### Brief
Find all lines in the listing that include the word "Log₂FC", then copy them.

### Supplied entries

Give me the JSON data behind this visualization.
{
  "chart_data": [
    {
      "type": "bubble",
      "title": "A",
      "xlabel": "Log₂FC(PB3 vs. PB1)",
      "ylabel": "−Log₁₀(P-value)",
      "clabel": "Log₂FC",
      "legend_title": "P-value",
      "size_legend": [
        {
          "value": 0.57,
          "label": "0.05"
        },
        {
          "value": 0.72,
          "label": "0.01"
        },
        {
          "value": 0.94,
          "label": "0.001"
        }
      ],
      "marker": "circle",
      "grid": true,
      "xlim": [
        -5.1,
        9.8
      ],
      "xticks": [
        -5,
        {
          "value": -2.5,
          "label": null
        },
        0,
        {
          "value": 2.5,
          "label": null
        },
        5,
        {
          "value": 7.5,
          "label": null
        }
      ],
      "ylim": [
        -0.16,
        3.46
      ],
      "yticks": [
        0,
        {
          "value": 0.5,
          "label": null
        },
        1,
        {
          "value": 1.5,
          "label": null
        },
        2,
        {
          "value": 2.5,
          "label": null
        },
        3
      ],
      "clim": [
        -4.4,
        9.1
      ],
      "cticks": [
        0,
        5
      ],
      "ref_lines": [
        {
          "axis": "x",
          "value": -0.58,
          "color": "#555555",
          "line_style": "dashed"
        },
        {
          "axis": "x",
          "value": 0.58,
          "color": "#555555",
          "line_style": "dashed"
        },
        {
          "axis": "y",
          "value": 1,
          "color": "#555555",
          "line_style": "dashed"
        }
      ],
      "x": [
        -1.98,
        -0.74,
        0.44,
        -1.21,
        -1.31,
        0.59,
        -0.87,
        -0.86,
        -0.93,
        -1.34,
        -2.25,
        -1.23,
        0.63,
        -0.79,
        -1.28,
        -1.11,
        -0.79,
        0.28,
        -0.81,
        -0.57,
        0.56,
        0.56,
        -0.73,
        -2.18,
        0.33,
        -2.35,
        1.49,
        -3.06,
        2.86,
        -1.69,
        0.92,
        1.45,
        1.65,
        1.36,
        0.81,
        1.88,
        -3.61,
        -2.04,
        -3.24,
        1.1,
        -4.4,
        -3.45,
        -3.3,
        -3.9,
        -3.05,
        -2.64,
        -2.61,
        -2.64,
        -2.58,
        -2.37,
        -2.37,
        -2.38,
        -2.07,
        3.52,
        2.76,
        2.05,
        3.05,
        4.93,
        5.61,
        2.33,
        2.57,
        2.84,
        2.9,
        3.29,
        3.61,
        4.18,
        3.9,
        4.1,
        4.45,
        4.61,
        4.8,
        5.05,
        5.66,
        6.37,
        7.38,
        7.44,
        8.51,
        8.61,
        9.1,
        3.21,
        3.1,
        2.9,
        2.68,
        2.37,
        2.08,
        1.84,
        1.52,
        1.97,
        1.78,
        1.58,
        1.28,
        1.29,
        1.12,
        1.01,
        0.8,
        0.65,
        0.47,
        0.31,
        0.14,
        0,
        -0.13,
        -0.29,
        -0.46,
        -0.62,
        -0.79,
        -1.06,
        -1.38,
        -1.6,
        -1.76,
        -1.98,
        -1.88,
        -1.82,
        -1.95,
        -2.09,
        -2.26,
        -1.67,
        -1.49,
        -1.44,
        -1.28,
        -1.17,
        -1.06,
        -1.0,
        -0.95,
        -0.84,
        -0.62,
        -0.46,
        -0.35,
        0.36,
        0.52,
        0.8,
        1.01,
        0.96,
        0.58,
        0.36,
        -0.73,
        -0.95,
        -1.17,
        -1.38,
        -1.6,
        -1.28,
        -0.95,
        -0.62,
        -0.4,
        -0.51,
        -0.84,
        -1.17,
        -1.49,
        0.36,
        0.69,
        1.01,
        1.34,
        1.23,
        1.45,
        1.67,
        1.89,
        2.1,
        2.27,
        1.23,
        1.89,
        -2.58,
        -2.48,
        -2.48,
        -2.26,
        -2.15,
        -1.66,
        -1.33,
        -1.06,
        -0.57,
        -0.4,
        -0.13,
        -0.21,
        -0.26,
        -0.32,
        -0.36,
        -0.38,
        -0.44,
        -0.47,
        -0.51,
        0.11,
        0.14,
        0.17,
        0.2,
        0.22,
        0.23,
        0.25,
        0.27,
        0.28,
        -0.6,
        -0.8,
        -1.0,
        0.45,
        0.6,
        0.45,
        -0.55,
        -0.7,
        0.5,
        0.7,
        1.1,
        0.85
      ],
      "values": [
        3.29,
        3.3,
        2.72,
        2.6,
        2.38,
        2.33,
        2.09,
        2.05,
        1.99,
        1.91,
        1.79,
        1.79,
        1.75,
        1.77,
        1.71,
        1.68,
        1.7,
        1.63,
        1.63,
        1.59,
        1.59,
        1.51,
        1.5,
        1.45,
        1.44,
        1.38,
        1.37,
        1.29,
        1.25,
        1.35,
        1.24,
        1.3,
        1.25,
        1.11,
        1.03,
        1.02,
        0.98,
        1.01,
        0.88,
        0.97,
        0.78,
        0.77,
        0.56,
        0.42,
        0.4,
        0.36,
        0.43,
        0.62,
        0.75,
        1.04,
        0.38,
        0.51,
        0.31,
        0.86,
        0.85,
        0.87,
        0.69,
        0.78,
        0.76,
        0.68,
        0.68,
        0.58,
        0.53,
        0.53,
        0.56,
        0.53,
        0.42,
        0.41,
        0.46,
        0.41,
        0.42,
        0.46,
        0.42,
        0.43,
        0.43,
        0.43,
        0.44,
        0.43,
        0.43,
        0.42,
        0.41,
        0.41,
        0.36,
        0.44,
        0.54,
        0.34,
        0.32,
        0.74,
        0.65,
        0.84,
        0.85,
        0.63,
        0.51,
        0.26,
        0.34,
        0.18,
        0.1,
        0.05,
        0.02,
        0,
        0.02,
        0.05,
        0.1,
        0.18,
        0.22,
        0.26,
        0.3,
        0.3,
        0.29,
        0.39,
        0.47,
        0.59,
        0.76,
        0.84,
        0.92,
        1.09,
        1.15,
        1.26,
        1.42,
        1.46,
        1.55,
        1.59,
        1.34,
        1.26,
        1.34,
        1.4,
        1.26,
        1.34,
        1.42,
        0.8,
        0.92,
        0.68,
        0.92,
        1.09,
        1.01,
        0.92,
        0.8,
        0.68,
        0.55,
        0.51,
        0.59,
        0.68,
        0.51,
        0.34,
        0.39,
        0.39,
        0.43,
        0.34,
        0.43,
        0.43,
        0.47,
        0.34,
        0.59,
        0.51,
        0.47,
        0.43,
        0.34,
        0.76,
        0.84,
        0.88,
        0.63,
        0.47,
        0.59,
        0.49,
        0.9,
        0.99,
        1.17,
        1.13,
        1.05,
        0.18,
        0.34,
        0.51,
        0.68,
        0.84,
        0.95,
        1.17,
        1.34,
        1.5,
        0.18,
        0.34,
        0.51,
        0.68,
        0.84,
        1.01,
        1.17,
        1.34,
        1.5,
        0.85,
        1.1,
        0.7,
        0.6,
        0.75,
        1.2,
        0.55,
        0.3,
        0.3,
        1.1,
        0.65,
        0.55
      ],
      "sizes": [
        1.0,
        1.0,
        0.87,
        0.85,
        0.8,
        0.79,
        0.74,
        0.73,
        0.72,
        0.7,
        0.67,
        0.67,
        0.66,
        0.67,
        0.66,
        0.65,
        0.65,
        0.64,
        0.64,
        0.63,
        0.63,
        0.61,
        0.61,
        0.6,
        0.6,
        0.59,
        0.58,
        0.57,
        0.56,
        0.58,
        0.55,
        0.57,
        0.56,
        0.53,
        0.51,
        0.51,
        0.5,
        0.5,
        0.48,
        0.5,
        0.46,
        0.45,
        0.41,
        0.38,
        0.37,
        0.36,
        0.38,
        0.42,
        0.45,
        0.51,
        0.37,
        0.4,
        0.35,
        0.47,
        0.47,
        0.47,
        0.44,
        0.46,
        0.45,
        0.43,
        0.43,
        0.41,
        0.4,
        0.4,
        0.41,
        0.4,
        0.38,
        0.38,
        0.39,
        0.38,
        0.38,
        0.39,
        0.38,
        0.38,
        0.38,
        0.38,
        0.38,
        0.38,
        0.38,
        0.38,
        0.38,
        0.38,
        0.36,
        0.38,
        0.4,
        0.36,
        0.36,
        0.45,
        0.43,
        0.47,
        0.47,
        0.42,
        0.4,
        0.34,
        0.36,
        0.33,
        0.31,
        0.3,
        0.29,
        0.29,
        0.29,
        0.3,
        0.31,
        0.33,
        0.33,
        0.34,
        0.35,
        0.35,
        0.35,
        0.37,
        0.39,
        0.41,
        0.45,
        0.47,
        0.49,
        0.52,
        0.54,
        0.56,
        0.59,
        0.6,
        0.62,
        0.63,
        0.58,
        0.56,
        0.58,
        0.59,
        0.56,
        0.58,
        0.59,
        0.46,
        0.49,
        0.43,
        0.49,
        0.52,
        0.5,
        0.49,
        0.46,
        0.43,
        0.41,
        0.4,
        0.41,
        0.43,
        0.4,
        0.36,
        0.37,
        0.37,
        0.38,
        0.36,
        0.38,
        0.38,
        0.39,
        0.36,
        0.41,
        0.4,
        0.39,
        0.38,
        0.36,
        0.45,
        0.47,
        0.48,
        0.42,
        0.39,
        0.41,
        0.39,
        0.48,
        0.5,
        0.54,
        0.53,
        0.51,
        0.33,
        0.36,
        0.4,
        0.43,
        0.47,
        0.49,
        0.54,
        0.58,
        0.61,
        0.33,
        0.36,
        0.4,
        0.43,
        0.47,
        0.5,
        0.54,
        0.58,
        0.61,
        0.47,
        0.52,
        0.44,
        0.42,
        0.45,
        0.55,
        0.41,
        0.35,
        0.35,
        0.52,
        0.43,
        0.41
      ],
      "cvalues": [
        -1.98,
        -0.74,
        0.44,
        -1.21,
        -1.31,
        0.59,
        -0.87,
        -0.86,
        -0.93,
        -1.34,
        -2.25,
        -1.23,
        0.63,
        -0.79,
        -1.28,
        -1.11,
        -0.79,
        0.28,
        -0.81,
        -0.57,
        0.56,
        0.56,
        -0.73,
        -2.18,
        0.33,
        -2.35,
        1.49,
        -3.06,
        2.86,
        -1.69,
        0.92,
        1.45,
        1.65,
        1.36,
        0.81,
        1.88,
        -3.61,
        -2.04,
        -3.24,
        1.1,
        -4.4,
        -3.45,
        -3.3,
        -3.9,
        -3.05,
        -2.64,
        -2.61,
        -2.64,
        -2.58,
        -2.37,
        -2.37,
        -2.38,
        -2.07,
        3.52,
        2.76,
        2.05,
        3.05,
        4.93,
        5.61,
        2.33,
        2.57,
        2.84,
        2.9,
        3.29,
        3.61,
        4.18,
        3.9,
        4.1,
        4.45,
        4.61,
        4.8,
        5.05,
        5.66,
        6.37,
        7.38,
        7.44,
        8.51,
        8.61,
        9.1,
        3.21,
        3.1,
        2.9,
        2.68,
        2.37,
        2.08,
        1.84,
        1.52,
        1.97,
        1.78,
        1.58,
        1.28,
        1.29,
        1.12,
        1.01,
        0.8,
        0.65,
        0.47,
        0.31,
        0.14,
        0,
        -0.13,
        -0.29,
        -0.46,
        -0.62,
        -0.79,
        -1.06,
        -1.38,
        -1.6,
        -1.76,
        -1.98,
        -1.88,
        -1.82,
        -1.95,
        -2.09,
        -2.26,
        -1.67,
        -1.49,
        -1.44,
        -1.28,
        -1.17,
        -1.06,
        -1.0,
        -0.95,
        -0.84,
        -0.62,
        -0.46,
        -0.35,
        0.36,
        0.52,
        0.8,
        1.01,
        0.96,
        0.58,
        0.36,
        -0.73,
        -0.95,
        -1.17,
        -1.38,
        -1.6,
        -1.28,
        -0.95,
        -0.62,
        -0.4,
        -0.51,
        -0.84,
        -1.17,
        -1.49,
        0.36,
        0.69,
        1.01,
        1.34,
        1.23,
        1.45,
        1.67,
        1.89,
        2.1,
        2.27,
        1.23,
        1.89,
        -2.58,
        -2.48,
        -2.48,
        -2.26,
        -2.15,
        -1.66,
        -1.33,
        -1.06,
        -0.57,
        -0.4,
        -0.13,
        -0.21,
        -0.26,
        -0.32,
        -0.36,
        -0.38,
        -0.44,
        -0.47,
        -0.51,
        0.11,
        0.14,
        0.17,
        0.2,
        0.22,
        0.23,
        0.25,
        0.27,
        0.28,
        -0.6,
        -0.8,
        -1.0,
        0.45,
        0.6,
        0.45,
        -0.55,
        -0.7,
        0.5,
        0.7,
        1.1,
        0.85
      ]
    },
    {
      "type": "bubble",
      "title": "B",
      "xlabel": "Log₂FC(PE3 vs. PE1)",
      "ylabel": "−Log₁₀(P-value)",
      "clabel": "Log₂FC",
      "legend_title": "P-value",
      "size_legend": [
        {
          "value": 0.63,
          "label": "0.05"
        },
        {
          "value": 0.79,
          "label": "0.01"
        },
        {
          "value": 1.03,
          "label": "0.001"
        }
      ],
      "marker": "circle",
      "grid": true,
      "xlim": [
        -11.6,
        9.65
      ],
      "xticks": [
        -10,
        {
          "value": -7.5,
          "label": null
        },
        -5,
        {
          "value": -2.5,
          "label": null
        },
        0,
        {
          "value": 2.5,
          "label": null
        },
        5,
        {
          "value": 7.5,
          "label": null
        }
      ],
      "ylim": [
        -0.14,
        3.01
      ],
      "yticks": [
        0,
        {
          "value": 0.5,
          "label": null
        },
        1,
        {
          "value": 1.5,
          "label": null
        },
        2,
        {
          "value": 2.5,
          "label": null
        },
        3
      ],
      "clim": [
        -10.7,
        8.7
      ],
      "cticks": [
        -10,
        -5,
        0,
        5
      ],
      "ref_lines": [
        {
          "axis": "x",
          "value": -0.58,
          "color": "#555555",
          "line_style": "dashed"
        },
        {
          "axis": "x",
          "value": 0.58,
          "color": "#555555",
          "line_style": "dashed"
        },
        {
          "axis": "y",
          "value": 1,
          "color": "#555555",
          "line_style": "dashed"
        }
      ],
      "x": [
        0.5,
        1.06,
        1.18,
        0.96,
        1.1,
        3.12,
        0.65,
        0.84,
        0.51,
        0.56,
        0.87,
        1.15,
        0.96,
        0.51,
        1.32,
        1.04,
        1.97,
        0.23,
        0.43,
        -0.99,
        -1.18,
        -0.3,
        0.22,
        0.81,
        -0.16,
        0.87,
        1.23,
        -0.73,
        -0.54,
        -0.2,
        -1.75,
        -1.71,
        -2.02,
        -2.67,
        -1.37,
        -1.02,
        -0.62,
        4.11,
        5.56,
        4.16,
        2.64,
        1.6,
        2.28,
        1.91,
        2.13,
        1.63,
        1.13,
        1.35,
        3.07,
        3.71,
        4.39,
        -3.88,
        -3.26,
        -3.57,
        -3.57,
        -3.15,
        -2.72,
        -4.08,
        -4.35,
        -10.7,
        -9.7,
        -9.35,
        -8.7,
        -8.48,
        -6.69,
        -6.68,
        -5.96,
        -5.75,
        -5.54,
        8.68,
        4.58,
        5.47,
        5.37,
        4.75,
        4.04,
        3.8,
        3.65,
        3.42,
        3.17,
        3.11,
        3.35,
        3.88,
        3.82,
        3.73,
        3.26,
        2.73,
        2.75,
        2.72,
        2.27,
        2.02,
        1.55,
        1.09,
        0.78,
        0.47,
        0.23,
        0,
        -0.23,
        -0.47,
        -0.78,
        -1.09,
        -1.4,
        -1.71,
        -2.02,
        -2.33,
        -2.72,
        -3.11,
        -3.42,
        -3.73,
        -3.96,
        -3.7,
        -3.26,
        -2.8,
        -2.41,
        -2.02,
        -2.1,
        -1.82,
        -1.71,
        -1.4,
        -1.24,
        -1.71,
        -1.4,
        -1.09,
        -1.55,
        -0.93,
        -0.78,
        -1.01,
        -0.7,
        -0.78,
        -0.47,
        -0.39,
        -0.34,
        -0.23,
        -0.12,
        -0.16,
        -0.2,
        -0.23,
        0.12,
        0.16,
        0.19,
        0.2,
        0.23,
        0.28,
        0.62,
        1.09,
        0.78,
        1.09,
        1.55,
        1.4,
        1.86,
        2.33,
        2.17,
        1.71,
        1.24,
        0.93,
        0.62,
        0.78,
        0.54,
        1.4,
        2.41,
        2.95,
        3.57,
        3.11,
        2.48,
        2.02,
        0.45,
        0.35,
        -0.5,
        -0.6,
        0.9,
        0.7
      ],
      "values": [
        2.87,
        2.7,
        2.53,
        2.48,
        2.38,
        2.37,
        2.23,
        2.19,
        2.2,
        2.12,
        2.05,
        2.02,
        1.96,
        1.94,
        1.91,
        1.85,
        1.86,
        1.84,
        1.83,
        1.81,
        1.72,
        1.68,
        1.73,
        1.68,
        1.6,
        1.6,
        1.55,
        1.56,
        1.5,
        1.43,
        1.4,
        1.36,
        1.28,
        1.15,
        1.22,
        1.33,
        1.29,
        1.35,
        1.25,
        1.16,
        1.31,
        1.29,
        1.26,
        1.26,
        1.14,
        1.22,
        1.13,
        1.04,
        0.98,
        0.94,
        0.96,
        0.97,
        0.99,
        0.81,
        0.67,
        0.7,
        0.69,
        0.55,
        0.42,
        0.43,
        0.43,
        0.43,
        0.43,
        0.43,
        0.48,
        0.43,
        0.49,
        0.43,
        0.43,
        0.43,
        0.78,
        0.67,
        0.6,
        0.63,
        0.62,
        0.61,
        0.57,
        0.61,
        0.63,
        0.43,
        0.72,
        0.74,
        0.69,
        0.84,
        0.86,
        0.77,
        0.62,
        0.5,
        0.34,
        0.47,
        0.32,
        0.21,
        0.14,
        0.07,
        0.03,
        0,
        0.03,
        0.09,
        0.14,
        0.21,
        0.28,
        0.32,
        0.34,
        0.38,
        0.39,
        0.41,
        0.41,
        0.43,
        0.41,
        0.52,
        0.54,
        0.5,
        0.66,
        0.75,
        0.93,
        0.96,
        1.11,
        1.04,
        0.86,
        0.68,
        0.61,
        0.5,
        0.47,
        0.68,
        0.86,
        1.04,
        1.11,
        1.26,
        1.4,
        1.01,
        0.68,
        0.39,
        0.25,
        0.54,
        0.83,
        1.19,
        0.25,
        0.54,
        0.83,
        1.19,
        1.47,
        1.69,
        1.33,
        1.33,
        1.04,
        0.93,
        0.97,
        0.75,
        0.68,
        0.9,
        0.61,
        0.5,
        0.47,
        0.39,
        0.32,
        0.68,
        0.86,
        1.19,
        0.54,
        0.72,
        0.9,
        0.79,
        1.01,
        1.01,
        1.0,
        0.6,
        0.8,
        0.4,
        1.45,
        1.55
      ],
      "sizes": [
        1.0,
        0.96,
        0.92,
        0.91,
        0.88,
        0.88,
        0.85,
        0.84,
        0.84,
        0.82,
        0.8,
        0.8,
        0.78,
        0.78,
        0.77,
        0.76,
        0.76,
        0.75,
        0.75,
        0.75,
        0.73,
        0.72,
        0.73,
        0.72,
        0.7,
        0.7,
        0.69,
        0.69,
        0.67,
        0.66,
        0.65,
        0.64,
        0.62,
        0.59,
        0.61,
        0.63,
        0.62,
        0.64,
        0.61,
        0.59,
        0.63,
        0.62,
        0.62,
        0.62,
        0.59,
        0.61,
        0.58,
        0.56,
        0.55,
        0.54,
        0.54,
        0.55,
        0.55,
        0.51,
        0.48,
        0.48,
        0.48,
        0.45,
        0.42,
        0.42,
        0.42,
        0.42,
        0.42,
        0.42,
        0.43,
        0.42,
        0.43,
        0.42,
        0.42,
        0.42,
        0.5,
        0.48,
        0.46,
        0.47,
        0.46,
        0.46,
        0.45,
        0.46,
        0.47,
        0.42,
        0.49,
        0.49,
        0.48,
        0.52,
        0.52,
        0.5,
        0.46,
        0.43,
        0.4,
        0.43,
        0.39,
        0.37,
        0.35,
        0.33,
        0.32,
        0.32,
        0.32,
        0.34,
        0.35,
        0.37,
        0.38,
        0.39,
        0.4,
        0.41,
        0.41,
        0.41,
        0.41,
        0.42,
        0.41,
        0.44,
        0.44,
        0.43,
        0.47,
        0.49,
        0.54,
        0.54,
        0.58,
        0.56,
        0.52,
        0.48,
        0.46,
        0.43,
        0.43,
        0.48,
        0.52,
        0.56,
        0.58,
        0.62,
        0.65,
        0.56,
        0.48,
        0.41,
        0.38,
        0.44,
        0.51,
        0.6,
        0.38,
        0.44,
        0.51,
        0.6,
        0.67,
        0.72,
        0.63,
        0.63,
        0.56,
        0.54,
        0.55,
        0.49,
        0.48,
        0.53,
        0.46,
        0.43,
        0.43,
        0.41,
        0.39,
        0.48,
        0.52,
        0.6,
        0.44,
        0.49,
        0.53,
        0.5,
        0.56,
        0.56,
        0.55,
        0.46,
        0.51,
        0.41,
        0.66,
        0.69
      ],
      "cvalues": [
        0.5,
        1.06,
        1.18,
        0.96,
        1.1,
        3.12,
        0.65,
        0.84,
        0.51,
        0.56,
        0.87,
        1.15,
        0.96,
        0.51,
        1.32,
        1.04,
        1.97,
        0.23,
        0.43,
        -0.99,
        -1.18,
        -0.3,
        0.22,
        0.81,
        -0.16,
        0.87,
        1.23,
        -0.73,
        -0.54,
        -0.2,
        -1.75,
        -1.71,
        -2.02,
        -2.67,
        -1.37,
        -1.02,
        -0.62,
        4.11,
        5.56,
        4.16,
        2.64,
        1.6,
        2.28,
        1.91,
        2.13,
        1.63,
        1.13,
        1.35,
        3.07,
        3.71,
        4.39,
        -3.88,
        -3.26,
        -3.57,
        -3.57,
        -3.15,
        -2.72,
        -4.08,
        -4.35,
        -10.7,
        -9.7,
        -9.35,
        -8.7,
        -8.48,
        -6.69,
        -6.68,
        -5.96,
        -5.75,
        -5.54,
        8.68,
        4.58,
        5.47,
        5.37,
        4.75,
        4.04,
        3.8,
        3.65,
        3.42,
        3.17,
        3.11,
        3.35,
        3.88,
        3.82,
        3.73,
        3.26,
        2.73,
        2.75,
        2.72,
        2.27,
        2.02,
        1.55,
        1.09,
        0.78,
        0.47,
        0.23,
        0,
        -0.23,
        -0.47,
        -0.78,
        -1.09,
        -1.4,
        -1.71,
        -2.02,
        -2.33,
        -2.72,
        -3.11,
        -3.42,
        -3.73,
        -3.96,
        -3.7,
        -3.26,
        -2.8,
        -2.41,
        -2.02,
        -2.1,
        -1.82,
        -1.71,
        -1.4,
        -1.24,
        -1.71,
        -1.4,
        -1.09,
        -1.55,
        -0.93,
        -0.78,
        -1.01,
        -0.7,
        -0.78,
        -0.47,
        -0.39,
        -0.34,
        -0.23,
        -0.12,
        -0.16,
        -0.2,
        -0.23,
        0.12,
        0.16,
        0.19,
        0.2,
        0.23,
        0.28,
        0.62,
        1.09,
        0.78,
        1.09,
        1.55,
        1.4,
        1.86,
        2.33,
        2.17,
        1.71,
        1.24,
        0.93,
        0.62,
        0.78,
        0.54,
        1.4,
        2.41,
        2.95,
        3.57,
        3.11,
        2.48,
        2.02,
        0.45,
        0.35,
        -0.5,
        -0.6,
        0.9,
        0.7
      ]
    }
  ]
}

### Exercise response
      "xlabel": "Log₂FC(PB3 vs. PB1)",
      "clabel": "Log₂FC",
      "xlabel": "Log₂FC(PE3 vs. PE1)",
      "clabel": "Log₂FC",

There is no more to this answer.